═════ RECORDS PROVIDED
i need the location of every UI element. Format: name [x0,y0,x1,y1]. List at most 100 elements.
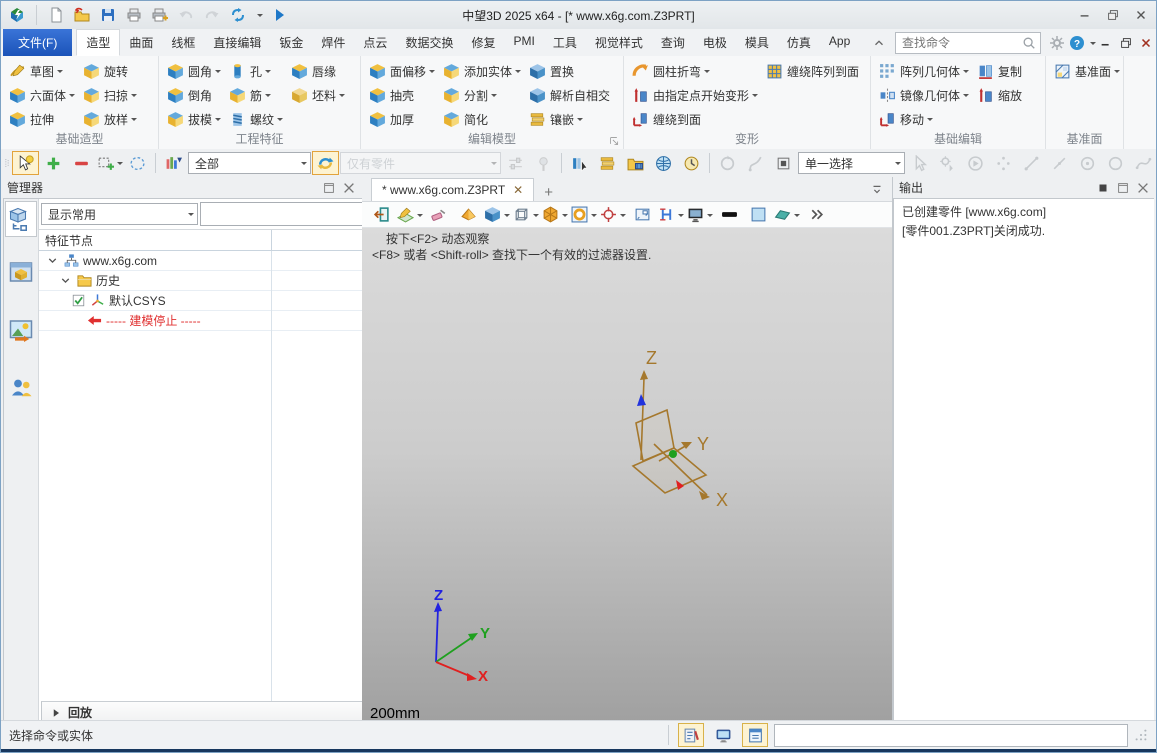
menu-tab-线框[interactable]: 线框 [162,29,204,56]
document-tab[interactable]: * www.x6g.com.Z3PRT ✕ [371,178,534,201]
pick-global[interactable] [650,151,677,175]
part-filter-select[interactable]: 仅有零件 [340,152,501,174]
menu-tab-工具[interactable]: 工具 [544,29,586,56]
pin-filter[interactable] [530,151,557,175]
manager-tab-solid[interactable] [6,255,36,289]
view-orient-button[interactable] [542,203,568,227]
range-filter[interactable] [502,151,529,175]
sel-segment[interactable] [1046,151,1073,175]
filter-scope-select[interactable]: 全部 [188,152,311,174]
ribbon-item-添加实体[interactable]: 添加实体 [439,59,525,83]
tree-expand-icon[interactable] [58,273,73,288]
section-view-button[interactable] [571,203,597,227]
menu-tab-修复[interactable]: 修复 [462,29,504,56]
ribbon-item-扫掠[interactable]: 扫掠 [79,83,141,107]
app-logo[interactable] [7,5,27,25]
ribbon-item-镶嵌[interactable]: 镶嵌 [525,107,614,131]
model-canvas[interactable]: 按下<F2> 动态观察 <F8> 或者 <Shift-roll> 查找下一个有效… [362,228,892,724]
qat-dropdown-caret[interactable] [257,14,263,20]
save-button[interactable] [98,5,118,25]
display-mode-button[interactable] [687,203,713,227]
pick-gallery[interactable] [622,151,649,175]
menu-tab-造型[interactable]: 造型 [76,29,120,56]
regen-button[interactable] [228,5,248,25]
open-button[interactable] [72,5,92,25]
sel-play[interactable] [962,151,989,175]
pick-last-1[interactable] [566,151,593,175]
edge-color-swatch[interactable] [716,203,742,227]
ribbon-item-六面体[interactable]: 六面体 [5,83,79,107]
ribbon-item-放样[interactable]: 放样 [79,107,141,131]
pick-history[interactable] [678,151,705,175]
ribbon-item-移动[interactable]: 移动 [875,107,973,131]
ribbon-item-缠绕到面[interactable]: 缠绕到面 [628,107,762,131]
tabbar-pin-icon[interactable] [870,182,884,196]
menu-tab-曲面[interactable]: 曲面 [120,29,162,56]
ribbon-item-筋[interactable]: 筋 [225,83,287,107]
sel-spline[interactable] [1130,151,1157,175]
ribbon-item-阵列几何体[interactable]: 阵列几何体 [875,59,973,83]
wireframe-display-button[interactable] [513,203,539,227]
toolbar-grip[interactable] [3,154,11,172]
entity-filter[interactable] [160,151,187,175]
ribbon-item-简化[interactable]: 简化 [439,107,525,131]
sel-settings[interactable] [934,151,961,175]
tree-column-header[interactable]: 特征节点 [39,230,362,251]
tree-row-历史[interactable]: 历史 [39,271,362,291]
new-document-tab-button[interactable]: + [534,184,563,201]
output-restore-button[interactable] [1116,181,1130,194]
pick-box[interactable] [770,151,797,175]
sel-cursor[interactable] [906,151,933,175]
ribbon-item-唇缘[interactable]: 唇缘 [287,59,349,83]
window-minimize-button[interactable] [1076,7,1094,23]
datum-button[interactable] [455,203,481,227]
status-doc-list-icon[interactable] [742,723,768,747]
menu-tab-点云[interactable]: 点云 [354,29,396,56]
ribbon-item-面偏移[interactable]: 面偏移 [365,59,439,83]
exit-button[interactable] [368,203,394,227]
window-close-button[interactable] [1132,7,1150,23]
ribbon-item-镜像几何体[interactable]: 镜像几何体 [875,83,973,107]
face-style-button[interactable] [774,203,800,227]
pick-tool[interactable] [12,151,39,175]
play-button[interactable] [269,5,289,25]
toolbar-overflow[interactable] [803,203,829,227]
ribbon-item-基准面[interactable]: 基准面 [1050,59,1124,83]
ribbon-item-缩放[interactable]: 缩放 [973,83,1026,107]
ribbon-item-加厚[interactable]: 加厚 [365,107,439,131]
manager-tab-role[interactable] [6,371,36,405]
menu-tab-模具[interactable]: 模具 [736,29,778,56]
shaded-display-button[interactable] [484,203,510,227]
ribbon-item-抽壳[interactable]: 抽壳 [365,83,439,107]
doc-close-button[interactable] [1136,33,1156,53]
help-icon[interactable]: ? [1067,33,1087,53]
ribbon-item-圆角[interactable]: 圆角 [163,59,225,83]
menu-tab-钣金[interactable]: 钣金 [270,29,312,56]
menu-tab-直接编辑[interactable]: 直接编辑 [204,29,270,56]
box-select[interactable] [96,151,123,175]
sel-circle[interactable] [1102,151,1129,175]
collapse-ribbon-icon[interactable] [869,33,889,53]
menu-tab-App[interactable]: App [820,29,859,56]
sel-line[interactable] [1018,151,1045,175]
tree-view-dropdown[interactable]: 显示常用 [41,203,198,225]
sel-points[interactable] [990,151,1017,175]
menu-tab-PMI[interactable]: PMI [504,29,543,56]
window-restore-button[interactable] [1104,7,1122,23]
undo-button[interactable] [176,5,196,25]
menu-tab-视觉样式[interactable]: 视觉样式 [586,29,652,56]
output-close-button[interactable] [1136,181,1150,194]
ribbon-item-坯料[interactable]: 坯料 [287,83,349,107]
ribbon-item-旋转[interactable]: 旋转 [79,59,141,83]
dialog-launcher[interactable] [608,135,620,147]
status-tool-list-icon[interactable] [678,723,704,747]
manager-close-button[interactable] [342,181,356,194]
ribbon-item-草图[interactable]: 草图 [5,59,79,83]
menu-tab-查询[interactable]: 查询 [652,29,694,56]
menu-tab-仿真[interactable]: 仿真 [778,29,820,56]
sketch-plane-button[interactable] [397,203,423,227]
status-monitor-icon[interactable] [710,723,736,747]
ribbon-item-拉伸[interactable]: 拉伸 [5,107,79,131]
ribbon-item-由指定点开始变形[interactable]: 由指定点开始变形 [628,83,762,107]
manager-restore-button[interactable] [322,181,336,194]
══════════
• [WHAT THIS TASK INVOLVES]: Rewrite all of the material above, replacing every "interactable" with "clickable" and keeping everything else the same. Leave the pictures out of your answer.

• [SOLUTION FOR THIS TASK]:
i need the location of every UI element. Format: name [x0,y0,x1,y1]. List at most 100 elements.
menu-tab-线框[clickable]: 线框 [162,29,204,56]
document-tab[clickable]: * www.x6g.com.Z3PRT ✕ [371,178,534,201]
pick-global[clickable] [650,151,677,175]
part-filter-select[clickable]: 仅有零件 [340,152,501,174]
menu-tab-工具[clickable]: 工具 [544,29,586,56]
pin-filter[clickable] [530,151,557,175]
manager-tab-solid[clickable] [6,255,36,289]
view-orient-button[clickable] [542,203,568,227]
range-filter[clickable] [502,151,529,175]
sel-segment[clickable] [1046,151,1073,175]
filter-scope-select[clickable]: 全部 [188,152,311,174]
ribbon-item-添加实体[clickable]: 添加实体 [439,59,525,83]
tree-expand-icon[clickable] [58,273,73,288]
section-view-button[clickable] [571,203,597,227]
menu-tab-修复[clickable]: 修复 [462,29,504,56]
ribbon-item-扫掠[clickable]: 扫掠 [79,83,141,107]
app-logo[clickable] [7,5,27,25]
ribbon-item-镶嵌[clickable]: 镶嵌 [525,107,614,131]
model-canvas[clickable]: 按下<F2> 动态观察 <F8> 或者 <Shift-roll> 查找下一个有效… [362,228,892,724]
qat-dropdown-caret[clickable] [257,14,263,20]
save-button[clickable] [98,5,118,25]
display-mode-button[clickable] [687,203,713,227]
pick-gallery[clickable] [622,151,649,175]
menu-tab-造型[clickable]: 造型 [76,29,120,56]
regen-button[clickable] [228,5,248,25]
open-button[clickable] [72,5,92,25]
sel-play[clickable] [962,151,989,175]
pick-last-1[clickable] [566,151,593,175]
edge-color-swatch[clickable] [716,203,742,227]
ribbon-item-六面体[clickable]: 六面体 [5,83,79,107]
ribbon-item-放样[clickable]: 放样 [79,107,141,131]
pick-history[clickable] [678,151,705,175]
ribbon-item-移动[clickable]: 移动 [875,107,973,131]
ribbon-item-缠绕到面[clickable]: 缠绕到面 [628,107,762,131]
tabbar-pin-icon[clickable] [870,182,884,196]
menu-tab-曲面[clickable]: 曲面 [120,29,162,56]
ribbon-item-筋[clickable]: 筋 [225,83,287,107]
sel-spline[clickable] [1130,151,1157,175]
ribbon-item-阵列几何体[clickable]: 阵列几何体 [875,59,973,83]
wireframe-display-button[clickable] [513,203,539,227]
toolbar-grip[clickable] [3,154,11,172]
entity-filter[clickable] [160,151,187,175]
ribbon-item-简化[clickable]: 简化 [439,107,525,131]
sel-settings[clickable] [934,151,961,175]
tree-column-header[clickable]: 特征节点 [39,230,362,251]
tree-row-历史[clickable]: 历史 [39,271,362,291]
new-document-tab-button[clickable]: + [534,184,563,201]
output-restore-button[clickable] [1116,181,1130,194]
pick-box[clickable] [770,151,797,175]
sel-cursor[clickable] [906,151,933,175]
ribbon-item-唇缘[clickable]: 唇缘 [287,59,349,83]
window-minimize-button[clickable] [1076,7,1094,23]
datum-button[clickable] [455,203,481,227]
status-doc-list-icon[clickable] [742,723,768,747]
menu-tab-点云[clickable]: 点云 [354,29,396,56]
ribbon-item-面偏移[clickable]: 面偏移 [365,59,439,83]
exit-button[clickable] [368,203,394,227]
window-close-button[clickable] [1132,7,1150,23]
ribbon-item-镜像几何体[clickable]: 镜像几何体 [875,83,973,107]
face-style-button[clickable] [774,203,800,227]
pick-tool[clickable] [12,151,39,175]
play-button[clickable] [269,5,289,25]
toolbar-overflow[clickable] [803,203,829,227]
ribbon-item-基准面[clickable]: 基准面 [1050,59,1124,83]
ribbon-item-缩放[clickable]: 缩放 [973,83,1026,107]
ribbon-item-加厚[clickable]: 加厚 [365,107,439,131]
manager-tab-role[clickable] [6,371,36,405]
menu-tab-模具[clickable]: 模具 [736,29,778,56]
shaded-display-button[clickable] [484,203,510,227]
ribbon-item-抽壳[clickable]: 抽壳 [365,83,439,107]
doc-close-button[clickable] [1136,33,1156,53]
help-icon[clickable]: ? [1067,33,1087,53]
ribbon-item-圆角[clickable]: 圆角 [163,59,225,83]
menu-tab-钣金[clickable]: 钣金 [270,29,312,56]
menu-tab-直接编辑[clickable]: 直接编辑 [204,29,270,56]
box-select[clickable] [96,151,123,175]
sel-circle[clickable] [1102,151,1129,175]
collapse-ribbon-icon[clickable] [869,33,889,53]
menu-tab-App[clickable]: App [820,29,859,56]
sel-line[clickable] [1018,151,1045,175]
tree-view-dropdown[clickable]: 显示常用 [41,203,198,225]
sel-points[clickable] [990,151,1017,175]
menu-tab-PMI[clickable]: PMI [504,29,543,56]
window-restore-button[clickable] [1104,7,1122,23]
undo-button[clickable] [176,5,196,25]
menu-tab-视觉样式[clickable]: 视觉样式 [586,29,652,56]
output-close-button[clickable] [1136,181,1150,194]
ribbon-item-坯料[clickable]: 坯料 [287,83,349,107]
ribbon-item-旋转[clickable]: 旋转 [79,59,141,83]
dialog-launcher[clickable] [608,135,620,147]
status-tool-list-icon[clickable] [678,723,704,747]
manager-close-button[clickable] [342,181,356,194]
ribbon-item-草图[clickable]: 草图 [5,59,79,83]
menu-tab-查询[clickable]: 查询 [652,29,694,56]
menu-tab-仿真[clickable]: 仿真 [778,29,820,56]
sketch-plane-button[clickable] [397,203,423,227]
status-monitor-icon[clickable] [710,723,736,747]
ribbon-item-拉伸[clickable]: 拉伸 [5,107,79,131]
ribbon-item-由指定点开始变形[clickable]: 由指定点开始变形 [628,83,762,107]
manager-restore-button[clickable] [322,181,336,194]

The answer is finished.